#### [The problem]
Reproduce every line of the entries below character for character, omitting the pictures.

#### [Records supplied]
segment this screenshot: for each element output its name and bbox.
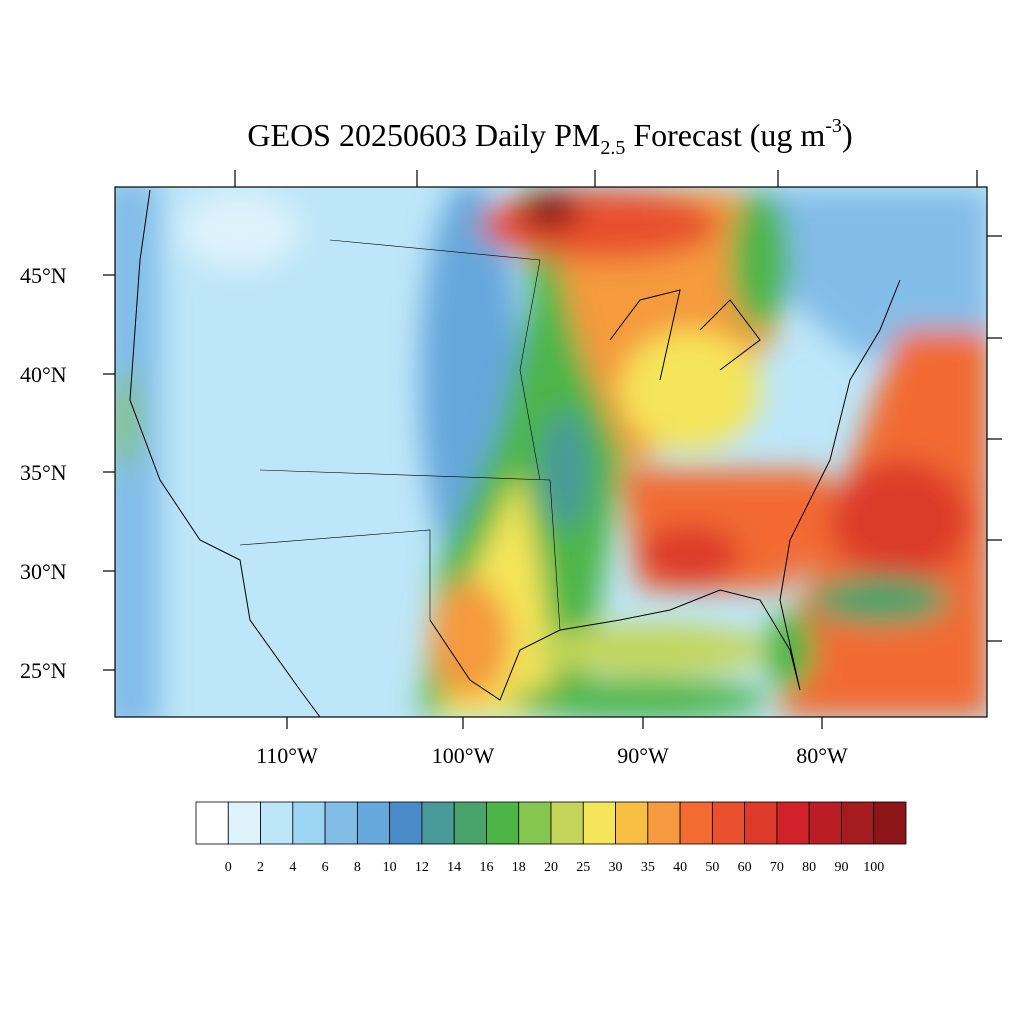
colorbar-swatch	[582, 801, 616, 845]
colorbar-swatch	[292, 801, 326, 845]
lat-label: 25°N	[20, 658, 67, 683]
colorbar-label: 18	[512, 860, 526, 875]
title-text: Forecast (ug m	[625, 117, 825, 153]
lon-label: 80°W	[796, 743, 848, 768]
colorbar-swatch	[711, 801, 746, 845]
title: GEOS 20250603 Daily PM2.5 Forecast (ug m…	[247, 115, 852, 159]
colorbar-swatch	[260, 801, 294, 845]
lat-label: 35°N	[20, 460, 67, 485]
colorbar-label: 14	[447, 860, 461, 875]
colorbar-label: 100	[863, 860, 884, 875]
lon-label: 110°W	[256, 743, 318, 768]
map-frame	[114, 186, 988, 718]
colorbar-label: 35	[641, 860, 655, 875]
map-ticks	[103, 170, 1002, 729]
colorbar-label: 8	[354, 860, 361, 875]
colorbar-label: 6	[322, 860, 329, 875]
colorbar-swatch	[679, 801, 713, 845]
colorbar-swatch	[227, 801, 261, 845]
colorbar-label: 90	[834, 860, 848, 875]
colorbar-label: 60	[738, 860, 752, 875]
colorbar-label: 2	[257, 860, 264, 875]
colorbar-label: 12	[415, 860, 429, 875]
colorbar-swatch	[873, 801, 907, 845]
colorbar-swatch	[486, 801, 520, 845]
title-text: GEOS 20250603 Daily PM	[247, 117, 600, 153]
colorbar-swatch	[453, 801, 487, 845]
colorbar-swatch	[808, 801, 842, 845]
colorbar-label: 70	[770, 860, 784, 875]
lon-label: 100°W	[432, 743, 495, 768]
colorbar-swatch	[615, 801, 649, 845]
pm25-field	[115, 187, 987, 717]
colorbar-swatch	[421, 801, 455, 845]
colorbar-label: 0	[225, 860, 232, 875]
colorbar-label: 4	[289, 860, 296, 875]
title-superscript: -3	[825, 115, 842, 137]
lon-label: 90°W	[617, 743, 669, 768]
colorbar-swatch	[356, 801, 391, 845]
colorbar-swatch	[744, 801, 778, 845]
colorbar-label: 50	[705, 860, 719, 875]
colorbar-label: 25	[576, 860, 590, 875]
colorbar-label: 80	[802, 860, 816, 875]
colorbar-swatch	[324, 801, 358, 845]
lat-label: 30°N	[20, 559, 67, 584]
colorbar-label: 10	[383, 860, 397, 875]
colorbar-swatch	[841, 801, 875, 845]
colorbar-label: 20	[544, 860, 558, 875]
lat-label: 45°N	[20, 263, 67, 288]
title-subscript: 2.5	[600, 137, 625, 159]
colorbar-swatch	[389, 801, 423, 845]
colorbar-label: 40	[673, 860, 687, 875]
colorbar-label: 30	[609, 860, 623, 875]
colorbar-label: 16	[479, 860, 493, 875]
colorbar-swatch	[518, 801, 552, 845]
colorbar-swatch	[776, 801, 810, 845]
colorbar-swatch	[195, 801, 229, 845]
colorbar-swatch	[550, 801, 584, 845]
lat-label: 40°N	[20, 362, 67, 387]
title-text: )	[842, 117, 853, 153]
coastlines	[129, 189, 901, 717]
colorbar-swatch	[647, 801, 681, 845]
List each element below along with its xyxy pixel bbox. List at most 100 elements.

#### [The reply]
segment this screenshot: for each element output its name and bbox.
colorbar-swatch	[582, 801, 616, 845]
colorbar-swatch	[292, 801, 326, 845]
lat-label: 25°N	[20, 658, 67, 683]
colorbar-label: 18	[512, 860, 526, 875]
title-text: Forecast (ug m	[625, 117, 825, 153]
lon-label: 80°W	[796, 743, 848, 768]
colorbar-swatch	[711, 801, 746, 845]
title: GEOS 20250603 Daily PM2.5 Forecast (ug m…	[247, 115, 852, 159]
colorbar-swatch	[260, 801, 294, 845]
lat-label: 35°N	[20, 460, 67, 485]
colorbar-label: 14	[447, 860, 461, 875]
colorbar-label: 100	[863, 860, 884, 875]
lon-label: 110°W	[256, 743, 318, 768]
map-frame	[114, 186, 988, 718]
colorbar-label: 35	[641, 860, 655, 875]
map-ticks	[103, 170, 1002, 729]
colorbar-label: 8	[354, 860, 361, 875]
colorbar-label: 6	[322, 860, 329, 875]
colorbar-swatch	[679, 801, 713, 845]
colorbar-swatch	[227, 801, 261, 845]
colorbar-label: 90	[834, 860, 848, 875]
colorbar-label: 60	[738, 860, 752, 875]
colorbar-label: 2	[257, 860, 264, 875]
colorbar-label: 12	[415, 860, 429, 875]
colorbar-swatch	[873, 801, 907, 845]
colorbar-swatch	[486, 801, 520, 845]
title-text: GEOS 20250603 Daily PM	[247, 117, 600, 153]
colorbar-swatch	[453, 801, 487, 845]
colorbar-swatch	[808, 801, 842, 845]
colorbar-label: 70	[770, 860, 784, 875]
lon-label: 100°W	[432, 743, 495, 768]
colorbar-swatch	[615, 801, 649, 845]
pm25-field	[115, 187, 987, 717]
colorbar-swatch	[421, 801, 455, 845]
colorbar-label: 0	[225, 860, 232, 875]
colorbar-label: 4	[289, 860, 296, 875]
title-superscript: -3	[825, 115, 842, 137]
lon-label: 90°W	[617, 743, 669, 768]
colorbar-swatch	[356, 801, 391, 845]
colorbar-swatch	[744, 801, 778, 845]
colorbar-label: 50	[705, 860, 719, 875]
colorbar-label: 25	[576, 860, 590, 875]
colorbar-label: 80	[802, 860, 816, 875]
colorbar-swatch	[324, 801, 358, 845]
lat-label: 30°N	[20, 559, 67, 584]
colorbar-label: 10	[383, 860, 397, 875]
colorbar-swatch	[841, 801, 875, 845]
colorbar-label: 20	[544, 860, 558, 875]
lat-label: 45°N	[20, 263, 67, 288]
title-subscript: 2.5	[600, 137, 625, 159]
colorbar-swatch	[389, 801, 423, 845]
colorbar-label: 40	[673, 860, 687, 875]
colorbar-label: 30	[609, 860, 623, 875]
colorbar-label: 16	[479, 860, 493, 875]
colorbar-swatch	[518, 801, 552, 845]
colorbar-swatch	[776, 801, 810, 845]
colorbar-swatch	[195, 801, 229, 845]
colorbar-swatch	[550, 801, 584, 845]
lat-label: 40°N	[20, 362, 67, 387]
title-text: )	[842, 117, 853, 153]
coastlines	[129, 189, 901, 717]
colorbar-swatch	[647, 801, 681, 845]
List each element below along with its xyxy pixel bbox. List at most 100 elements.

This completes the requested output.